## Set of tasks:
1. In the blog post about the Hammersmith and Fulham council and Shepherd's Bush Market, how long has the business of A Cooke's Pie and Mash Shop been on Goldhawk Road, according to the owner's quoted statement?
2. Translate this sentence from the blog post about the Hammersmith and Fulham council and Shepherd's Bush Market into Spanish: "The historic Goldhawk Road Terrace of shops are in confusion over what they want their fate to be."
3. Continue the blog post about the Hammersmith and Fulham council and Shepherd's Bush Market, starting after its final paragraph.

The Evening Standard last night reported that our Council is making some of the biggest cuts in London, at £14.8 million, and we've already seen a shrinking of Sure Start services for children. The same report described how some Councils have made provisions for meetings to be held away from the public due to concerns over meetings being disturbed by crowds of angry people.

I would of course offer you a film of the procedings, but I have been told before that if I get my camera out I'd be asked to leave by security and escorted from the building. So much for transparency - and this sort of thing has led to Secretary of State for Local Government Eric Pickles urging councils to let bloggers film and report freely from Council meetings with the same accreditation as "professional" journalists - we'll see if H&F take him up on that but I wouldn't hold your breath!

It's become normal recently for big set pieces like this at the Town Hall to be prefaced by some kind of demonstration outside beforehand so there may well be one this evening, but the main action will be in the Town Hall where what will otherwise be a quiet meeting with a simple agenda will ring the changes through for this borough, and very far reaching they will be too.

Tuesday, 22 February 2011

Shepherd's Bush Market traders confusion


The historic Goldhawk Road Terrace of shops are in confusion over what they want their fate to be. Our Council is quoting the owner of A Cooke's Pie and Mash Shop on Goldhawk Road, Mike Boughton, 59, as saying this:

"I have been here for 41 years and the business has been here for 111 years. I hope to keep the business running in new premises on Goldhawk Road and we are talking to OSBL about how that can be achieved."

But it seems either our Council have made that quote up out of thin air or Mr Broughton didn't check with his erstwhile fellow traders first, for this has provoked a curious reaction. First of all the owner of A Cooke's Pie and Mash Shop Twitter Feed, which was set up only days ago and which you can view here, denied any knowledge of wanting "new premises". He/she said this:

"Do not want new premises! Want to save the existing shops. They are so much a part of the local community".

So when I asked about the quote Mr Boughton had given, which says the opposite and which I had produced on the campaign groups' facebook site, which you can view here, - it promptly got deleted by Coll McDonnell who runs the facebook site! Obviously Mr McDonnell only wants supportive comments on there.
 
Incidentally Mr McDonnell is not above a bit of content thievery either as the main picture he is using is taken from this blog without any reference to it.

27 FEB UPDATE - Coll has been in touch to point out that the person responsible for censoring their facebook site was in fact not him, but his fellow administrator. He doesn't go so far as to name that person but is adamant it wasn't him. And, in fairness, he did take down the nicked pic and replace it with one of his own. So well done Coll.

 
My other inquiry, to try and understand what seems to be the shifting line taken by the dwellers of the Terrace, was to Aniza Meghani (pictured above with Coll McDonnell) who stood up at this meeting to berate Council Leader Stephen Greenhalgh. Her reply was thus:
 
"Thank u for yr email . Our lawyer Michael Webster of Webster Dixon , is representing us and will reply on behalf of us"
 
He hasn't been in touch.
 

So what to make of all this? I can only assume that some of the owners have indeed approached Orion with requests to be bought out and that the quote given by the owner of A Cooke's Pie and Mash Shop is indeed genuine and reflects what is actually going to happen. And in the face of a determined Council and even more determined developer this mix of division, confusion and general haphazardness is hardly going to put them off.

## Dataset content:

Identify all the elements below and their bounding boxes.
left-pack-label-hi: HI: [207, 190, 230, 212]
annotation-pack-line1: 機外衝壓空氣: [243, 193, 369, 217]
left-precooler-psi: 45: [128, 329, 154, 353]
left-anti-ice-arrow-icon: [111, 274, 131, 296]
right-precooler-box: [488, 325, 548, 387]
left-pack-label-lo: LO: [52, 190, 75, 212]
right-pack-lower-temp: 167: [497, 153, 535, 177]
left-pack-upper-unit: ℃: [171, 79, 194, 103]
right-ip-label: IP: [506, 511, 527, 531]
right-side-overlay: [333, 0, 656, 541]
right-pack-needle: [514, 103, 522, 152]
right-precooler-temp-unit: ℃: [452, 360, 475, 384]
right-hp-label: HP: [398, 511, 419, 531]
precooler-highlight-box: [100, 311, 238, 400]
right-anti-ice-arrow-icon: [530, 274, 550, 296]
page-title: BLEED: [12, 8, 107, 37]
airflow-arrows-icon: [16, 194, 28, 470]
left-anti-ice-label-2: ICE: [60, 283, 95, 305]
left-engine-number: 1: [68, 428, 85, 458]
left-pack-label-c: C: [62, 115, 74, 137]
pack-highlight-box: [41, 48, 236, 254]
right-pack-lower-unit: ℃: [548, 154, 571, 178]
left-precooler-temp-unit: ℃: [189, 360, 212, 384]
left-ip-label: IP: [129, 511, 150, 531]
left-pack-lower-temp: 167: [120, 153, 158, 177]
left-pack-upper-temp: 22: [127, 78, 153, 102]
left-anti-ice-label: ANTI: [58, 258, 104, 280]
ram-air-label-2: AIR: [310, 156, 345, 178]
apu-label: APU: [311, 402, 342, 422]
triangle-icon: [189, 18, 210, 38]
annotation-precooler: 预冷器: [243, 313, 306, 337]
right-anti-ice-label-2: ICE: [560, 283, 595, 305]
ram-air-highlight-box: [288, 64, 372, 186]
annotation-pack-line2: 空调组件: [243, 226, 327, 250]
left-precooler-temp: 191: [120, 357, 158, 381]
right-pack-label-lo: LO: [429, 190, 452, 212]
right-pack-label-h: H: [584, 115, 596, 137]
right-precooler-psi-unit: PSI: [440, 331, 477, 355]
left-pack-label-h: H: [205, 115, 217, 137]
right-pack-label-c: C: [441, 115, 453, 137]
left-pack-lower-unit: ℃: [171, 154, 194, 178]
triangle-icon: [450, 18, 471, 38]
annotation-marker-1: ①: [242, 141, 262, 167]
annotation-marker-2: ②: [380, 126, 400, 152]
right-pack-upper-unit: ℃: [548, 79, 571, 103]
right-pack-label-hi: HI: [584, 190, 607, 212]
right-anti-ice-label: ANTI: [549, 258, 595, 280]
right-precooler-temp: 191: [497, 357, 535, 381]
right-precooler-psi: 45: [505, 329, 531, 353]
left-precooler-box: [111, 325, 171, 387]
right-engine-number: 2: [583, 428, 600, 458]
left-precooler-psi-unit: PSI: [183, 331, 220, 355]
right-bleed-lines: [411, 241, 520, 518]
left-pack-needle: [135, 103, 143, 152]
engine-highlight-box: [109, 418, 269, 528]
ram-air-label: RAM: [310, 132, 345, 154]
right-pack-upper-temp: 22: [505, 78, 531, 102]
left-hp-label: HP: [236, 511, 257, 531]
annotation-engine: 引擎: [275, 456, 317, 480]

## Answers to the exercises:
1. 111 years.

2. La histórica hilera de tiendas de Goldhawk Road está sumida en la confusión sobre cuál quieren que sea su destino.

3.
 
Which as a Bush resident I think is a shame because the more I walk past that Market having seen the models at the exhibition the less I really want a huge seven floor luxury flat complex dominating the Bush - that's what this is starting to be all about for me now.

Colin Firth and Ralph Fiennes join campaign against Council


Defending Hammersmith King Street against the incursions of the wreckers ball and two soaring blocks of luxury flats, the actors Colin Firth and Ralph Fiennes have signed up to the Save Our Skyline campaign that was launched last year at a packed out church on King Street, so the Evening Standard reports.

At that meeting, pictured above and which I reported on here, Council Leader Stephen Greenhalgh professed his "hurt" at the allegation, made by a number of people throughout the evening, that he wasn't listening and that he was in the pocket of the developers - whose plans also involve destroying around a third of Furnival Gardens with a footbridge so that the dwellers of the luxury flats don't have to have the inconvenience of crossing King Street in order to get there. He then submitted the plan to developers without a single change.

Regular readers may remember the Council professed to be defending Furnival Gardens against evil Thames Water just months ago. How times change. And you may see more than one coincidence with the way in which the Shepherd's Bush Market development is being pushed through.

Monday, 21 February 2011

Fulham Chronicle propaganda deal: Plot thickens

Two meetings and a contract: the super sensitive reaction of the Fulham Chronicle to this blog's attention to their possible transformation from independent newspaper to council propaganda vehicle first let me know I was onto something. I was "strongly urged" to, in effect, seek permission from owners Trinity Mirror before publishing otherwise I might have lawyers on my case.

I published anyway and still haven't received my phone call. And since then two meetings have come to light courtesy of one of my moles in the Town Hall. There have been two meetings, I'm told, between Trinity Mirror Southern Managing Director Simon Edgley and H&F Chief Executive Geoff Alltimes on the 16th and then the 26th April at which the future of H&F propagandising was discussed.

And now we have this - a contract for the provision of advertising and communication services - described as an "opportunity" by the Council on this website. It states thus:
"The Council is seeking to enter into a six year contract with an organisation to provide advertising and communication services in a newspaper distributed across the London Borough of Hammersmith and Fulham".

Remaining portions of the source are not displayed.